• Given records:
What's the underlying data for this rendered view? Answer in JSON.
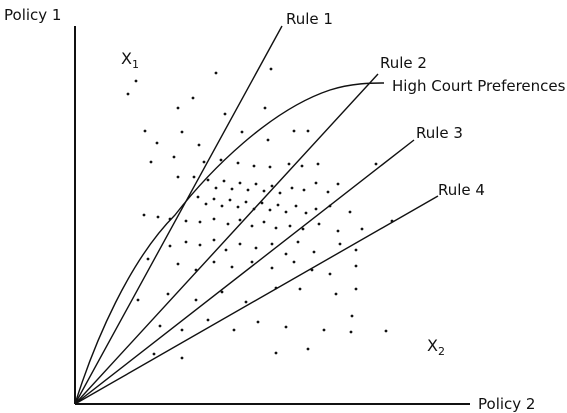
{
  "axes": {
    "y_label": "Policy 1",
    "x_label": "Policy 2"
  },
  "variables": {
    "x1": {
      "base": "X",
      "subscript": "1"
    },
    "x2": {
      "base": "X",
      "subscript": "2"
    }
  },
  "rules": [
    {
      "label": "Rule 1"
    },
    {
      "label": "Rule 2"
    },
    {
      "label": "Rule 3"
    },
    {
      "label": "Rule 4"
    }
  ],
  "curve": {
    "label": "High Court Preferences"
  }
}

• Set problem: Copy the whole of the material above exactly, but not its images.

• Solution to the problem:
What's the underlying data for this rendered view? Answer in JSON.
{
  "axes": {
    "y_label": "Policy 1",
    "x_label": "Policy 2"
  },
  "variables": {
    "x1": {
      "base": "X",
      "subscript": "1"
    },
    "x2": {
      "base": "X",
      "subscript": "2"
    }
  },
  "rules": [
    {
      "label": "Rule 1"
    },
    {
      "label": "Rule 2"
    },
    {
      "label": "Rule 3"
    },
    {
      "label": "Rule 4"
    }
  ],
  "curve": {
    "label": "High Court Preferences"
  }
}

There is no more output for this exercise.